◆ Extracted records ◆
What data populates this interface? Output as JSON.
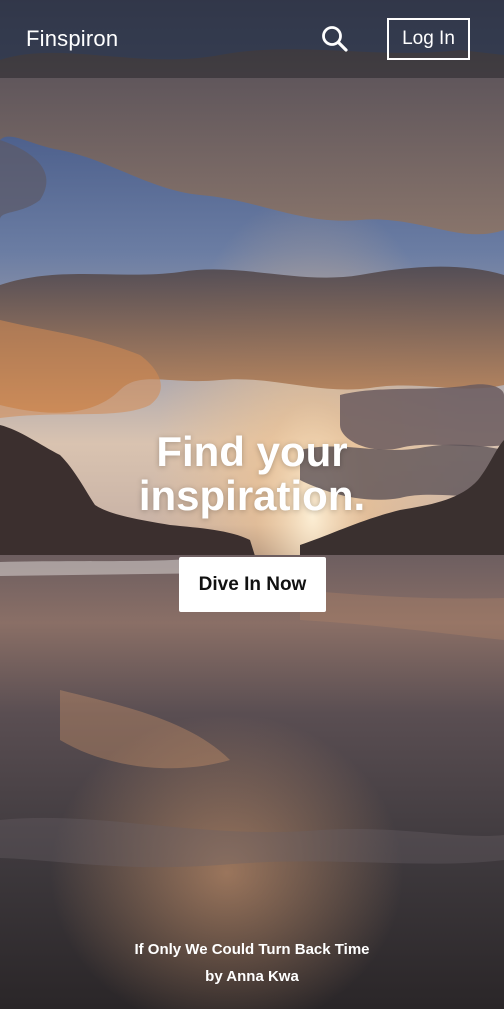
{
  "header": {
    "brand": "Finspiron",
    "search_icon": "search-icon",
    "login_label": "Log In"
  },
  "hero": {
    "title_line1": "Find your",
    "title_line2": "inspiration.",
    "cta_label": "Dive In Now"
  },
  "credit": {
    "photo_title": "If Only We Could Turn Back Time",
    "author_line": "by Anna Kwa"
  },
  "colors": {
    "text": "#ffffff",
    "button_bg": "#ffffff",
    "button_text": "#111111",
    "topbar_overlay": "#28282c"
  }
}
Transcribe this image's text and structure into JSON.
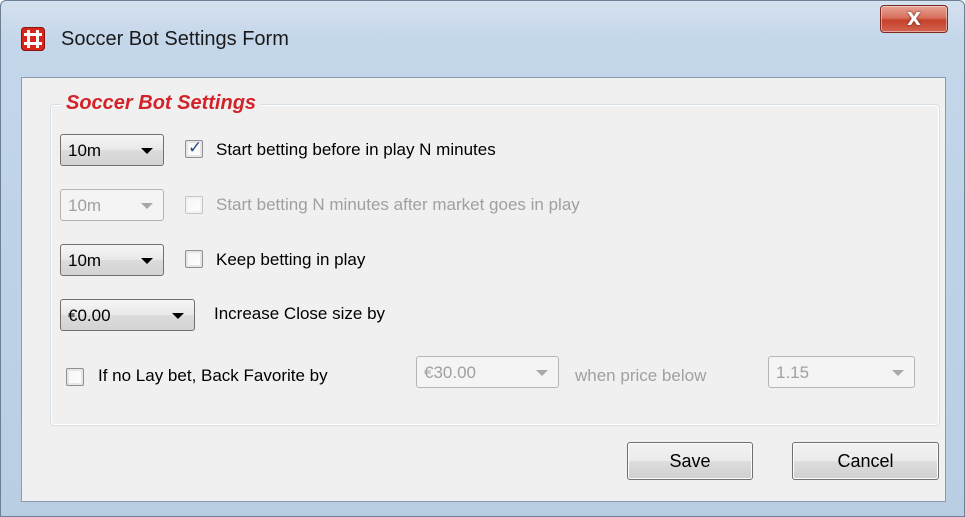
{
  "window": {
    "title": "Soccer Bot Settings Form",
    "close_label": "X"
  },
  "group": {
    "title": "Soccer Bot Settings"
  },
  "rows": {
    "before_inplay": {
      "combo_value": "10m",
      "checked": true,
      "label": "Start betting before in play N minutes",
      "enabled": true
    },
    "after_inplay": {
      "combo_value": "10m",
      "checked": false,
      "label": "Start betting N minutes after market goes in play",
      "enabled": false
    },
    "keep_betting": {
      "combo_value": "10m",
      "checked": false,
      "label": "Keep betting in play",
      "enabled": true
    },
    "increase_close": {
      "combo_value": "€0.00",
      "label": "Increase Close size by"
    },
    "back_favorite": {
      "checked": false,
      "label": "If no Lay bet, Back Favorite by",
      "amount_value": "€30.00",
      "when_label": "when price below",
      "price_value": "1.15"
    }
  },
  "buttons": {
    "save_label": "Save",
    "cancel_label": "Cancel"
  },
  "colors": {
    "group_title": "#d2232a",
    "title_bar": "#bfd3e8",
    "close_button": "#c5412a"
  }
}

◆ Problem details ◆
Repeat the records above exactly, omitting every picture.

◆ Solution to the exercise ◆
What data populates this interface? Output as JSON.
{
  "header": {
    "brand": "Finspiron",
    "search_icon": "search-icon",
    "login_label": "Log In"
  },
  "hero": {
    "title_line1": "Find your",
    "title_line2": "inspiration.",
    "cta_label": "Dive In Now"
  },
  "credit": {
    "photo_title": "If Only We Could Turn Back Time",
    "author_line": "by Anna Kwa"
  },
  "colors": {
    "text": "#ffffff",
    "button_bg": "#ffffff",
    "button_text": "#111111",
    "topbar_overlay": "#28282c"
  }
}
Transcribe this image's text and structure into JSON.
{
  "window": {
    "title": "Soccer Bot Settings Form",
    "close_label": "X"
  },
  "group": {
    "title": "Soccer Bot Settings"
  },
  "rows": {
    "before_inplay": {
      "combo_value": "10m",
      "checked": true,
      "label": "Start betting before in play N minutes",
      "enabled": true
    },
    "after_inplay": {
      "combo_value": "10m",
      "checked": false,
      "label": "Start betting N minutes after market goes in play",
      "enabled": false
    },
    "keep_betting": {
      "combo_value": "10m",
      "checked": false,
      "label": "Keep betting in play",
      "enabled": true
    },
    "increase_close": {
      "combo_value": "€0.00",
      "label": "Increase Close size by"
    },
    "back_favorite": {
      "checked": false,
      "label": "If no Lay bet, Back Favorite by",
      "amount_value": "€30.00",
      "when_label": "when price below",
      "price_value": "1.15"
    }
  },
  "buttons": {
    "save_label": "Save",
    "cancel_label": "Cancel"
  },
  "colors": {
    "group_title": "#d2232a",
    "title_bar": "#bfd3e8",
    "close_button": "#c5412a"
  }
}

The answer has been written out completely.